Task instructions: Check every line below for the word "Services" and copy each one that has it.
################
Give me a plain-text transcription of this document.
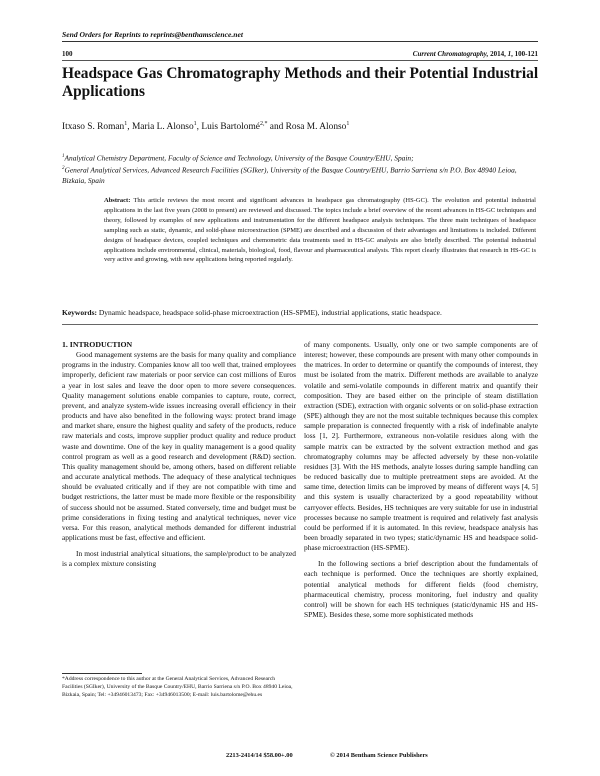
Send Orders for Reprints to reprints@benthamscience.net
100	Current Chromatography, 2014, 1, 100-121
Headspace Gas Chromatography Methods and their Potential Industrial Applications
Itxaso S. Roman$^1$, Maria L. Alonso$^1$, Luis Bartolomé$^{2,*}$ and Rosa M. Alonso$^1$
$^1$Analytical Chemistry Department, Faculty of Science and Technology, University of the Basque Country/EHU, Spain;
$^2$General Analytical Services, Advanced Research Facilities (SGIker), University of the Basque Country/EHU, Barrio Sarriena s/n P.O. Box 48940 Leioa, Bizkaia, Spain
Abstract: This article reviews the most recent and significant advances in headspace gas chromatography (HS-GC). The evolution and potential industrial applications in the last five years (2008 to present) are reviewed and discussed. The topics include a brief overview of the recent advances in HS-GC techniques and theory, followed by examples of new applications and instrumentation for the different headspace analysis techniques. The three main techniques of headspace sampling such as static, dynamic, and solid-phase microextraction (SPME) are described and a discussion of their advantages and limitations is included. Different designs of headspace devices, coupled techniques and chemometric data treatments used in HS-GC analysis are also briefly described. The potential industrial applications include environmental, clinical, materials, biological, food, flavour and pharmaceutical analysis. This report clearly illustrates that research in HS-GC is very active and growing, with new applications being reported regularly.
Keywords: Dynamic headspace, headspace solid-phase microextraction (HS-SPME), industrial applications, static headspace.

1. INTRODUCTION

Good management systems are the basis for many quality and compliance programs in the industry. Companies know all too well that, trained employees improperly, deficient raw materials or poor service can cost millions of Euros a year in lost sales and leave the door open to more severe consequences. Quality management solutions enable companies to capture, route, correct, prevent, and analyze system-wide issues increasing overall efficiency in their products and have also benefited in the following ways: protect brand image and market share, ensure the highest quality and safety of the products, reduce raw materials and costs, improve supplier product quality and reduce product waste and downtime. One of the key in quality management is a good quality control program as well as a good research and development (R&D) section. This quality management should be, among others, based on different reliable and accurate analytical methods. The adequacy of these analytical techniques should be evaluated critically and if they are not compatible with time and budget restrictions, the latter must be made more flexible or the responsibility of success should not be assumed. Stated conversely, time and budget must be prime considerations in fixing testing and analytical techniques, never vice versa. For this reason, analytical methods demanded for different industrial applications must be fast, effective and efficient.

In most industrial analytical situations, the sample/product to be analyzed is a complex mixture consisting

of many components. Usually, only one or two sample components are of interest; however, these compounds are present with many other compounds in the matrices. In order to determine or quantify the compounds of interest, they must be isolated from the matrix. Different methods are available to analyze volatile and semi-volatile compounds in different matrix and quantify their composition. They are based either on the principle of steam distillation extraction (SDE), extraction with organic solvents or on solid-phase extraction (SPE) although they are not the most suitable techniques because this complex sample preparation is connected frequently with a risk of indefinable analyte loss [1, 2]. Furthermore, extraneous non-volatile residues along with the sample matrix can be extracted by the solvent extraction method and gas chromatography columns may be affected adversely by these non-volatile residues [3]. With the HS methods, analyte losses during sample handling can be reduced basically due to multiple pretreatment steps are avoided. At the same time, detection limits can be improved by means of different ways [4, 5] and this system is usually characterized by a good repeatability without carryover effects. Besides, HS techniques are very suitable for use in industrial processes because no sample treatment is required and relatively fast analysis could be performed if it is automated. In this review, headspace analysis has been broadly separated in two types; static/dynamic HS and headspace solid-phase microextraction (HS-SPME).

In the following sections a brief description about the fundamentals of each technique is performed. Once the techniques are shortly explained, potential analytical methods for different fields (food chemistry, pharmaceutical chemistry, process monitoring, fuel industry and quality control) will be shown for each HS techniques (static/dynamic HS and HS-SPME). Besides these, some more sophisticated methods

*Address correspondence to this author at the General Analytical Services, Advanced Research Facilities (SGIker), University of the Basque Country/EHU, Barrio Sarriena s/n P.O. Box 48940 Leioa, Bizkaia, Spain; Tel: +34946013473; Fax: +34946013500; E-mail: luis.bartolome@ehu.es
2213-2414/14 $58.00+.00	© 2014 Bentham Science Publishers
################
Expected output:
$^2$General Analytical Services, Advanced Research Facilities (SGIker), University of the Basque Country/EHU, Barrio Sarriena s/n P.O. Box 48940 Leioa, Bizkaia, Spain
*Address correspondence to this author at the General Analytical Services, Advanced Research Facilities (SGIker), University of the Basque Country/EHU, Barrio Sarriena s/n P.O. Box 48940 Leioa, Bizkaia, Spain; Tel: +34946013473; Fax: +34946013500; E-mail: luis.bartolome@ehu.es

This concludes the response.